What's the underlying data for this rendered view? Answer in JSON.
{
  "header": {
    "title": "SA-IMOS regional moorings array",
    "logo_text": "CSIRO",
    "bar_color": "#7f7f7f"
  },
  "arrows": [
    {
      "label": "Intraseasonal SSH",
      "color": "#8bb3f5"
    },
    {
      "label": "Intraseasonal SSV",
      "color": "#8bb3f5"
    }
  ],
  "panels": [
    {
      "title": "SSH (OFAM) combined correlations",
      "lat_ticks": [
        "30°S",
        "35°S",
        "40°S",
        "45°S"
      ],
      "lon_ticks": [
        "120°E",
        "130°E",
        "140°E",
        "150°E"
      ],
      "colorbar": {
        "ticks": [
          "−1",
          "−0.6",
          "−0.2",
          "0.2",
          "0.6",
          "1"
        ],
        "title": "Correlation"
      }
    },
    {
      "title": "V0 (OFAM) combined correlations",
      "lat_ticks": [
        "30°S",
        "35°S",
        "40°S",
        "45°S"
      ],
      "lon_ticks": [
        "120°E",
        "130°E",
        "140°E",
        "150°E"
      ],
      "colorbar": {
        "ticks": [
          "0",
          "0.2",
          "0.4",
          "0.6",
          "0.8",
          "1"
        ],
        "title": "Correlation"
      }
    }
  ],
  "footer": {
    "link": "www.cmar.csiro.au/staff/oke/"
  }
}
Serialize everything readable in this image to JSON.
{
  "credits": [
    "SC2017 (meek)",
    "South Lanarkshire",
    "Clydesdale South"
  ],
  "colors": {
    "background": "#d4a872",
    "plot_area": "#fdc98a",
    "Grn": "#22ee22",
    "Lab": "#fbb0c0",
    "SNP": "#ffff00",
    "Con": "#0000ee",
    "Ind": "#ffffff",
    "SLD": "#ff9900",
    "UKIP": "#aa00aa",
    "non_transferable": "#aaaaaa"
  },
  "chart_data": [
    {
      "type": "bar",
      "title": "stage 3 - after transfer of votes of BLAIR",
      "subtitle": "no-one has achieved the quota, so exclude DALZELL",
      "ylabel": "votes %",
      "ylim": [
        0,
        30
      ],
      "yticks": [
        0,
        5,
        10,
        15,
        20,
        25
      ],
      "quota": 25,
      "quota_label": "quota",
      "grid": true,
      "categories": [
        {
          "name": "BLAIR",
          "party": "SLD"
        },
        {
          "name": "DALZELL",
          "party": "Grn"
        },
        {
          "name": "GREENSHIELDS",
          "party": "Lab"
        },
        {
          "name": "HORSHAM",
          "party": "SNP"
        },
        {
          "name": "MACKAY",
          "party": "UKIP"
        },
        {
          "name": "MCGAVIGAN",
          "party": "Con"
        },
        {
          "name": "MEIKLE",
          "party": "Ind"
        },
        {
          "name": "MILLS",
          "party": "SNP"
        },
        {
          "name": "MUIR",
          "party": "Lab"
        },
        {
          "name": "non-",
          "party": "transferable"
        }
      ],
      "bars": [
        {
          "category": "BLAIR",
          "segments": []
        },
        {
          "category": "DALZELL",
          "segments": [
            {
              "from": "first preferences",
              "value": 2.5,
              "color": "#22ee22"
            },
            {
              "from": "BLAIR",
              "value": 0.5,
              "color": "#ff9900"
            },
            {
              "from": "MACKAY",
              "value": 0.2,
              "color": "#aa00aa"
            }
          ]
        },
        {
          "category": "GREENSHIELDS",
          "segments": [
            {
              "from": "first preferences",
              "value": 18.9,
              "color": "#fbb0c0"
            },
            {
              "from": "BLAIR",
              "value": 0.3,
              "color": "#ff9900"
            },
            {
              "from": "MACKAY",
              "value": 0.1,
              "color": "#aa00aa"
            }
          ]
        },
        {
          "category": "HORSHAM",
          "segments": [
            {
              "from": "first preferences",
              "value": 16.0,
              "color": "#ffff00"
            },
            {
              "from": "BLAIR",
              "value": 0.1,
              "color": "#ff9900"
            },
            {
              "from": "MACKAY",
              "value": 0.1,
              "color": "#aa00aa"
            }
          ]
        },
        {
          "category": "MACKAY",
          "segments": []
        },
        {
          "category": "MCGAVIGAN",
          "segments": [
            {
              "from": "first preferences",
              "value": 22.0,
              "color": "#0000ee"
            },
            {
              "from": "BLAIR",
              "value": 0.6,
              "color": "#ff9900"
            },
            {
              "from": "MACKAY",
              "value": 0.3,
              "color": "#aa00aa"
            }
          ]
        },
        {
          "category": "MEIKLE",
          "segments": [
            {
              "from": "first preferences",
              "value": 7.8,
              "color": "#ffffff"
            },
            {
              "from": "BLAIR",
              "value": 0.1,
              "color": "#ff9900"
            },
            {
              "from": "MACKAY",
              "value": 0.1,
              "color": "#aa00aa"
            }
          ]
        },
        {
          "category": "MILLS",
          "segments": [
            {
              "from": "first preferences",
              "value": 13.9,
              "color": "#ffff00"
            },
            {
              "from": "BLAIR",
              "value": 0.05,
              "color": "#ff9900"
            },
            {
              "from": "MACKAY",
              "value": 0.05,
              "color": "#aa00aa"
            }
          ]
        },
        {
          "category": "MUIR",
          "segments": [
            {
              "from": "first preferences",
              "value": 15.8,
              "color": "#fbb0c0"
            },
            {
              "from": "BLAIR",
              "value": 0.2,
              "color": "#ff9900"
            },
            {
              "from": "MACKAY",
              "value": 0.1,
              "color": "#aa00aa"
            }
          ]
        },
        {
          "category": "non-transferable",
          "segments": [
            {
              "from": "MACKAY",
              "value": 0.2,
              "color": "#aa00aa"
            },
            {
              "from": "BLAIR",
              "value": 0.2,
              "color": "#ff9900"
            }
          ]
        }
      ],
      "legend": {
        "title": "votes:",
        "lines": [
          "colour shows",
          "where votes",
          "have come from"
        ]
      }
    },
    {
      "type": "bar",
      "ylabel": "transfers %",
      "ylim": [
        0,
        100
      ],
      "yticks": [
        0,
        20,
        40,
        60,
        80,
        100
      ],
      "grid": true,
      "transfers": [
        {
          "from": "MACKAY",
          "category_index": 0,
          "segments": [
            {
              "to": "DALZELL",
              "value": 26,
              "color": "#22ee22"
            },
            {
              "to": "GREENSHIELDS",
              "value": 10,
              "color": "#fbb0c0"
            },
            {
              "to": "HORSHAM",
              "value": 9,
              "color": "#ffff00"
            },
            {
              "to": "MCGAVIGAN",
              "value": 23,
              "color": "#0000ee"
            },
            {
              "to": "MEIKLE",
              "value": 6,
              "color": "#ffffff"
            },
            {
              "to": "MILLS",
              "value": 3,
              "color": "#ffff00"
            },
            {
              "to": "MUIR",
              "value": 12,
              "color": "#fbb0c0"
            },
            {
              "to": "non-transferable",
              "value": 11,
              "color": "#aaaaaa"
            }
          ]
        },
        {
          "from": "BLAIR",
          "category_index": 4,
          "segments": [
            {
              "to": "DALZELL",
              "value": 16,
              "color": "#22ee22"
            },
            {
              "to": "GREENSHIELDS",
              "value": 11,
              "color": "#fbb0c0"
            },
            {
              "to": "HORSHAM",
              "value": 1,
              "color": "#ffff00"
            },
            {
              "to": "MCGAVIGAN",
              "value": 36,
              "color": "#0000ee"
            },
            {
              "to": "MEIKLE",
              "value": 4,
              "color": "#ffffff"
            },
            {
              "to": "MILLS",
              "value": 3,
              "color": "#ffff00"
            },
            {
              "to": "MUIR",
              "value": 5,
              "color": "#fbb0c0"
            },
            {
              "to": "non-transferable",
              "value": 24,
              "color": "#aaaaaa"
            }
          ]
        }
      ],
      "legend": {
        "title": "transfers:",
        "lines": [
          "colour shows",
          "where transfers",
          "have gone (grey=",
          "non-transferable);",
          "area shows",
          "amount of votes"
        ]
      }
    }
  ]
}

──────

§ **What you need to do**: Make an exact copy of every line in the data.

§ **Solution for this exercise**:
What's the underlying data for this rendered view? Answer in JSON.
{
  "header": {
    "title": "SA-IMOS regional moorings array",
    "logo_text": "CSIRO",
    "bar_color": "#7f7f7f"
  },
  "arrows": [
    {
      "label": "Intraseasonal SSH",
      "color": "#8bb3f5"
    },
    {
      "label": "Intraseasonal SSV",
      "color": "#8bb3f5"
    }
  ],
  "panels": [
    {
      "title": "SSH (OFAM) combined correlations",
      "lat_ticks": [
        "30°S",
        "35°S",
        "40°S",
        "45°S"
      ],
      "lon_ticks": [
        "120°E",
        "130°E",
        "140°E",
        "150°E"
      ],
      "colorbar": {
        "ticks": [
          "−1",
          "−0.6",
          "−0.2",
          "0.2",
          "0.6",
          "1"
        ],
        "title": "Correlation"
      }
    },
    {
      "title": "V0 (OFAM) combined correlations",
      "lat_ticks": [
        "30°S",
        "35°S",
        "40°S",
        "45°S"
      ],
      "lon_ticks": [
        "120°E",
        "130°E",
        "140°E",
        "150°E"
      ],
      "colorbar": {
        "ticks": [
          "0",
          "0.2",
          "0.4",
          "0.6",
          "0.8",
          "1"
        ],
        "title": "Correlation"
      }
    }
  ],
  "footer": {
    "link": "www.cmar.csiro.au/staff/oke/"
  }
}
Serialize everything readable in this image to JSON.
{
  "credits": [
    "SC2017 (meek)",
    "South Lanarkshire",
    "Clydesdale South"
  ],
  "colors": {
    "background": "#d4a872",
    "plot_area": "#fdc98a",
    "Grn": "#22ee22",
    "Lab": "#fbb0c0",
    "SNP": "#ffff00",
    "Con": "#0000ee",
    "Ind": "#ffffff",
    "SLD": "#ff9900",
    "UKIP": "#aa00aa",
    "non_transferable": "#aaaaaa"
  },
  "chart_data": [
    {
      "type": "bar",
      "title": "stage 3 - after transfer of votes of BLAIR",
      "subtitle": "no-one has achieved the quota, so exclude DALZELL",
      "ylabel": "votes %",
      "ylim": [
        0,
        30
      ],
      "yticks": [
        0,
        5,
        10,
        15,
        20,
        25
      ],
      "quota": 25,
      "quota_label": "quota",
      "grid": true,
      "categories": [
        {
          "name": "BLAIR",
          "party": "SLD"
        },
        {
          "name": "DALZELL",
          "party": "Grn"
        },
        {
          "name": "GREENSHIELDS",
          "party": "Lab"
        },
        {
          "name": "HORSHAM",
          "party": "SNP"
        },
        {
          "name": "MACKAY",
          "party": "UKIP"
        },
        {
          "name": "MCGAVIGAN",
          "party": "Con"
        },
        {
          "name": "MEIKLE",
          "party": "Ind"
        },
        {
          "name": "MILLS",
          "party": "SNP"
        },
        {
          "name": "MUIR",
          "party": "Lab"
        },
        {
          "name": "non-",
          "party": "transferable"
        }
      ],
      "bars": [
        {
          "category": "BLAIR",
          "segments": []
        },
        {
          "category": "DALZELL",
          "segments": [
            {
              "from": "first preferences",
              "value": 2.5,
              "color": "#22ee22"
            },
            {
              "from": "BLAIR",
              "value": 0.5,
              "color": "#ff9900"
            },
            {
              "from": "MACKAY",
              "value": 0.2,
              "color": "#aa00aa"
            }
          ]
        },
        {
          "category": "GREENSHIELDS",
          "segments": [
            {
              "from": "first preferences",
              "value": 18.9,
              "color": "#fbb0c0"
            },
            {
              "from": "BLAIR",
              "value": 0.3,
              "color": "#ff9900"
            },
            {
              "from": "MACKAY",
              "value": 0.1,
              "color": "#aa00aa"
            }
          ]
        },
        {
          "category": "HORSHAM",
          "segments": [
            {
              "from": "first preferences",
              "value": 16.0,
              "color": "#ffff00"
            },
            {
              "from": "BLAIR",
              "value": 0.1,
              "color": "#ff9900"
            },
            {
              "from": "MACKAY",
              "value": 0.1,
              "color": "#aa00aa"
            }
          ]
        },
        {
          "category": "MACKAY",
          "segments": []
        },
        {
          "category": "MCGAVIGAN",
          "segments": [
            {
              "from": "first preferences",
              "value": 22.0,
              "color": "#0000ee"
            },
            {
              "from": "BLAIR",
              "value": 0.6,
              "color": "#ff9900"
            },
            {
              "from": "MACKAY",
              "value": 0.3,
              "color": "#aa00aa"
            }
          ]
        },
        {
          "category": "MEIKLE",
          "segments": [
            {
              "from": "first preferences",
              "value": 7.8,
              "color": "#ffffff"
            },
            {
              "from": "BLAIR",
              "value": 0.1,
              "color": "#ff9900"
            },
            {
              "from": "MACKAY",
              "value": 0.1,
              "color": "#aa00aa"
            }
          ]
        },
        {
          "category": "MILLS",
          "segments": [
            {
              "from": "first preferences",
              "value": 13.9,
              "color": "#ffff00"
            },
            {
              "from": "BLAIR",
              "value": 0.05,
              "color": "#ff9900"
            },
            {
              "from": "MACKAY",
              "value": 0.05,
              "color": "#aa00aa"
            }
          ]
        },
        {
          "category": "MUIR",
          "segments": [
            {
              "from": "first preferences",
              "value": 15.8,
              "color": "#fbb0c0"
            },
            {
              "from": "BLAIR",
              "value": 0.2,
              "color": "#ff9900"
            },
            {
              "from": "MACKAY",
              "value": 0.1,
              "color": "#aa00aa"
            }
          ]
        },
        {
          "category": "non-transferable",
          "segments": [
            {
              "from": "MACKAY",
              "value": 0.2,
              "color": "#aa00aa"
            },
            {
              "from": "BLAIR",
              "value": 0.2,
              "color": "#ff9900"
            }
          ]
        }
      ],
      "legend": {
        "title": "votes:",
        "lines": [
          "colour shows",
          "where votes",
          "have come from"
        ]
      }
    },
    {
      "type": "bar",
      "ylabel": "transfers %",
      "ylim": [
        0,
        100
      ],
      "yticks": [
        0,
        20,
        40,
        60,
        80,
        100
      ],
      "grid": true,
      "transfers": [
        {
          "from": "MACKAY",
          "category_index": 0,
          "segments": [
            {
              "to": "DALZELL",
              "value": 26,
              "color": "#22ee22"
            },
            {
              "to": "GREENSHIELDS",
              "value": 10,
              "color": "#fbb0c0"
            },
            {
              "to": "HORSHAM",
              "value": 9,
              "color": "#ffff00"
            },
            {
              "to": "MCGAVIGAN",
              "value": 23,
              "color": "#0000ee"
            },
            {
              "to": "MEIKLE",
              "value": 6,
              "color": "#ffffff"
            },
            {
              "to": "MILLS",
              "value": 3,
              "color": "#ffff00"
            },
            {
              "to": "MUIR",
              "value": 12,
              "color": "#fbb0c0"
            },
            {
              "to": "non-transferable",
              "value": 11,
              "color": "#aaaaaa"
            }
          ]
        },
        {
          "from": "BLAIR",
          "category_index": 4,
          "segments": [
            {
              "to": "DALZELL",
              "value": 16,
              "color": "#22ee22"
            },
            {
              "to": "GREENSHIELDS",
              "value": 11,
              "color": "#fbb0c0"
            },
            {
              "to": "HORSHAM",
              "value": 1,
              "color": "#ffff00"
            },
            {
              "to": "MCGAVIGAN",
              "value": 36,
              "color": "#0000ee"
            },
            {
              "to": "MEIKLE",
              "value": 4,
              "color": "#ffffff"
            },
            {
              "to": "MILLS",
              "value": 3,
              "color": "#ffff00"
            },
            {
              "to": "MUIR",
              "value": 5,
              "color": "#fbb0c0"
            },
            {
              "to": "non-transferable",
              "value": 24,
              "color": "#aaaaaa"
            }
          ]
        }
      ],
      "legend": {
        "title": "transfers:",
        "lines": [
          "colour shows",
          "where transfers",
          "have gone (grey=",
          "non-transferable);",
          "area shows",
          "amount of votes"
        ]
      }
    }
  ]
}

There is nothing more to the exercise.